§ Texto de estudio:
§ §

El rumor de la gente empieza a llenar el Palau Sant Jordi. Sí, desde los camerinos os oímos llegar y, lo confieso, sacamos la nariz a escondidas para ver cómo vais entrando. Cada uno desde el rinconcito que encuentra. Cada uno gestionando la emoción como puede. Vuestras caras de ilusión mientras os vais sentando son el primer indicador de que el momento se acerca. Faltan dos horas para el concierto. Llega un poco de catering para no cantar en ayunas, pero no hay demasiada hambre: tenemos el estómago lleno de mariposas y, por los pasadizos de las entrañas del palacio, en las miradas que nos entrecruzamos se perciben primaveras libres.

Ejercicios para calentar la voz. Maquillaje para que las cámaras nos vean más bonitos, mandarinas del Ebre que he recogido para todos para cargarnos de energía y asustar a los constipados. Sonrisas y bromas. Concentración y silencio. Alguna copa de vino. Un vaso de agua. Lluís pide un café de los suyos que la imprescindible Àngels le ha traído bien preparadito desde el Empordà en un termo. Y vuestro rumor que crece al mismo tiempo que disminuyen los asientos vacíos. Último repaso de partituras. El director musical, Carles Cases, nos va haciendo guiños a todos, detrás de las gafitas. Él y su elegante chaleco. Un maestro como pocos. Se acerca el momento. Memorizar el guion. Cerrar los ojos. Y, sobre todo, disfrutar. Salir y ser felices y haceros felices también a vosotros. Porque no somos nada si no estamos con vosotros. Que no somos si no estáis con nosotros.

Se encienden las linternas de los móviles y la piel de gallinita aparece a cada peldaño que Lluís sube de las escaleras que lo devuelven a un escenario

Se apagan las luces. Se encienden las linternas de los móviles y la piel de gallinita aparece a cada peldaño que Lluís sube de las escaleras laterales que lo devuelven a un escenario, quince años después. Su silueta se intuye entre el griterío que se pone de pie. Minutos antes, nos hemos abrazado medio temblando, no sabemos si de frío o de emoción. Y llega el momento de saludaros también nosotros desde el escenario y vamos subiendo todos mientras aguantamos el aliento y acariciamos con las suelas del zapato las hojas de otoño que el mismo Lluís Danés ha esparcido por tierra. La escenografía fue cosa suya y gracias a él lucimos como lo hicimos, cuidados por un diseño que nos permitió ver todo el concierto desde arriba. La mejor vista posible. La retina imborrable.

§ §

§ Material proporcionado:
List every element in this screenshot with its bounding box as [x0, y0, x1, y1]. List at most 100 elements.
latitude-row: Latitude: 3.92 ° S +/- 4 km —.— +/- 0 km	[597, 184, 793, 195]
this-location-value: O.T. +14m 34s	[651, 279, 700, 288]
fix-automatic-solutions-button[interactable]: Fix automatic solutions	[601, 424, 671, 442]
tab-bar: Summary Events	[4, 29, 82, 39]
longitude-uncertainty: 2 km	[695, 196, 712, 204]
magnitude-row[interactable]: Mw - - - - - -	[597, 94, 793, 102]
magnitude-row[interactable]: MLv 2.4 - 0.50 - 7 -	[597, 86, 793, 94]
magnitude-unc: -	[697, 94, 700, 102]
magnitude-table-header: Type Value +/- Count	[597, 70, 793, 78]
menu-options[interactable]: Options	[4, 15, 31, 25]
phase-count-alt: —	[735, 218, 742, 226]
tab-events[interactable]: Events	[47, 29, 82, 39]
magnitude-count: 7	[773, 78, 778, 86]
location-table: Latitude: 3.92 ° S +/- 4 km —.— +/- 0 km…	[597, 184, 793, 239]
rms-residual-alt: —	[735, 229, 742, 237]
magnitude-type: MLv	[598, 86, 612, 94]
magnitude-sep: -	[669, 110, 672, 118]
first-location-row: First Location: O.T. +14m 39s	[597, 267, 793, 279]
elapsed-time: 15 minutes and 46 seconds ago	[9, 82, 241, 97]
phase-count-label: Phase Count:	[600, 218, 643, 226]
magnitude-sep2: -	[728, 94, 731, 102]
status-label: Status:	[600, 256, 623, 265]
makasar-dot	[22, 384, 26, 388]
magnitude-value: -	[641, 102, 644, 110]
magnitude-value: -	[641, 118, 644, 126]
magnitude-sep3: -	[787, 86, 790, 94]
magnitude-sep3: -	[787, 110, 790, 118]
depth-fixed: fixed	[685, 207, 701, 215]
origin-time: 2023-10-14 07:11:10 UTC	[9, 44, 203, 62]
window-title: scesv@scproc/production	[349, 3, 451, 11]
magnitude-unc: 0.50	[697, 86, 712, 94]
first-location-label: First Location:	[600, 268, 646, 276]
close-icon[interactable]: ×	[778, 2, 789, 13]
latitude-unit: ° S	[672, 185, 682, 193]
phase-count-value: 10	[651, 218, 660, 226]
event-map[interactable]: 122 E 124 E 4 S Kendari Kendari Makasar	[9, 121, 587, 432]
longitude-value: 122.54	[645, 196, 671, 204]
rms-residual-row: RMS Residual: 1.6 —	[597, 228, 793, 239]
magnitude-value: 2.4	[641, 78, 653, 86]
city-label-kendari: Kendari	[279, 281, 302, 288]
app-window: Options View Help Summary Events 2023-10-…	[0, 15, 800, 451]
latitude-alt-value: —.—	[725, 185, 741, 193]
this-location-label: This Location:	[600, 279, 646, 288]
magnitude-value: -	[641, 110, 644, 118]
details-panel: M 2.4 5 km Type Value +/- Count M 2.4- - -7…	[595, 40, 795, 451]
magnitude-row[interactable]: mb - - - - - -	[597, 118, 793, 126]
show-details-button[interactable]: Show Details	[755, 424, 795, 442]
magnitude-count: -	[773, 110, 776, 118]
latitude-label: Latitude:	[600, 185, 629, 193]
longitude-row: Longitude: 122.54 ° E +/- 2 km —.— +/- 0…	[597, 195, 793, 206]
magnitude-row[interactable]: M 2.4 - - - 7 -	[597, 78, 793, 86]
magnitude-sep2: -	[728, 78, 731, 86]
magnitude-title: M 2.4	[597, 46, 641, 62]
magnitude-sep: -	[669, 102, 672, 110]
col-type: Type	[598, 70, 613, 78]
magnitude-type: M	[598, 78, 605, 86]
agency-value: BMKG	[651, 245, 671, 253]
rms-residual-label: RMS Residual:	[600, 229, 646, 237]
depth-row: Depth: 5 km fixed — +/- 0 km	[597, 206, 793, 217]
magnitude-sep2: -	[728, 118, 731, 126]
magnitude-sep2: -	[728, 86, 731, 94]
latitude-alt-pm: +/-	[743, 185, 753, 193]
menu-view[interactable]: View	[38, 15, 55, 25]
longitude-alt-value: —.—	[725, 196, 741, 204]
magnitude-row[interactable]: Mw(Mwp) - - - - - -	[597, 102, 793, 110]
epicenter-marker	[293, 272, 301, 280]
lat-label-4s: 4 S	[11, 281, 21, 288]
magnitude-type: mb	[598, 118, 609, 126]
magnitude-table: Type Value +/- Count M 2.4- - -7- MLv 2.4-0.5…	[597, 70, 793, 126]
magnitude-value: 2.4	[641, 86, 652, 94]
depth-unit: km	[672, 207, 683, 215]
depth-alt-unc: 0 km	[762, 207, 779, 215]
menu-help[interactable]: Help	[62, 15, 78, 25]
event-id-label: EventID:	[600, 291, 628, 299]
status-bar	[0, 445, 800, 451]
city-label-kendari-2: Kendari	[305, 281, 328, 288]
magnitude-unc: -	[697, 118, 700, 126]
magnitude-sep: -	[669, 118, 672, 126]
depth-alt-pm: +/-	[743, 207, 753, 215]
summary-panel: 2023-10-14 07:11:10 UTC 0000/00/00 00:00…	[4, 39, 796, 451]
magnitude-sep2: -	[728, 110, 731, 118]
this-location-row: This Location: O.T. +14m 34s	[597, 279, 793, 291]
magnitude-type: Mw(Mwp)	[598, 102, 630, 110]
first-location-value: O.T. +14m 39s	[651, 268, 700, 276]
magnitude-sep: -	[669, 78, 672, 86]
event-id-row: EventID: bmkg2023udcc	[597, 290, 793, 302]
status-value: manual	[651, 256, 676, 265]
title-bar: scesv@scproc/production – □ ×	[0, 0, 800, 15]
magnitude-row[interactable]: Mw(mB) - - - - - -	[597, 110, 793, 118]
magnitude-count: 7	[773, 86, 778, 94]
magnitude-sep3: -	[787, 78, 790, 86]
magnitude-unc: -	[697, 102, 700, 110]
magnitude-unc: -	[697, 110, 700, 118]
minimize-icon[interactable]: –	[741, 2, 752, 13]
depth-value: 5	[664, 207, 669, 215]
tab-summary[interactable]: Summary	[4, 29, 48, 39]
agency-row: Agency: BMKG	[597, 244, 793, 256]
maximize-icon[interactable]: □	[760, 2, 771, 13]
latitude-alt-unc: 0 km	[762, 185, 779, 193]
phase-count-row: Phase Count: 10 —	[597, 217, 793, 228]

§ §

§ Qué hacer:
1: Según el relato del concierto, ¿quién es el director musical?
2: Traduce al inglés esta oración del relato del concierto: "Faltan dos horas para el concierto."
3: Retoma el relato del concierto y sigue escribiéndolo a partir de su última oración.
Este material no tiene relación con el relato del concierto.

§ Resultados esperados:
1: Carles Cases.

2: There are two hours left until the concert.

3:
Volveremos a casa al ritmo del latido de un país pequeño que quiere ser para caminar. Y si hoy hablo de amor es para deciros que gracias: por venir, por estar, por la complicidad. Por gritar todos a una que lo riu es vida y hacernos sentir invencibles en una comunión necesaria que, a pesar de no solucionarlo todo, nos resarce de demasiada pandemia y tanta miseria partidista y nos demuestra que somos y que la revolución es un poco más posible si no dejamos de estirar fuerte por aquí y por allí. Ni que fuera solo por habernos podido cantar y abrazar ya valió la pena la velada, que la casualidad quiso que fuera una noche de luna llena, como aquella en que Pere Quart remontaba la carena. Una resaca emocional que me durará de por vida.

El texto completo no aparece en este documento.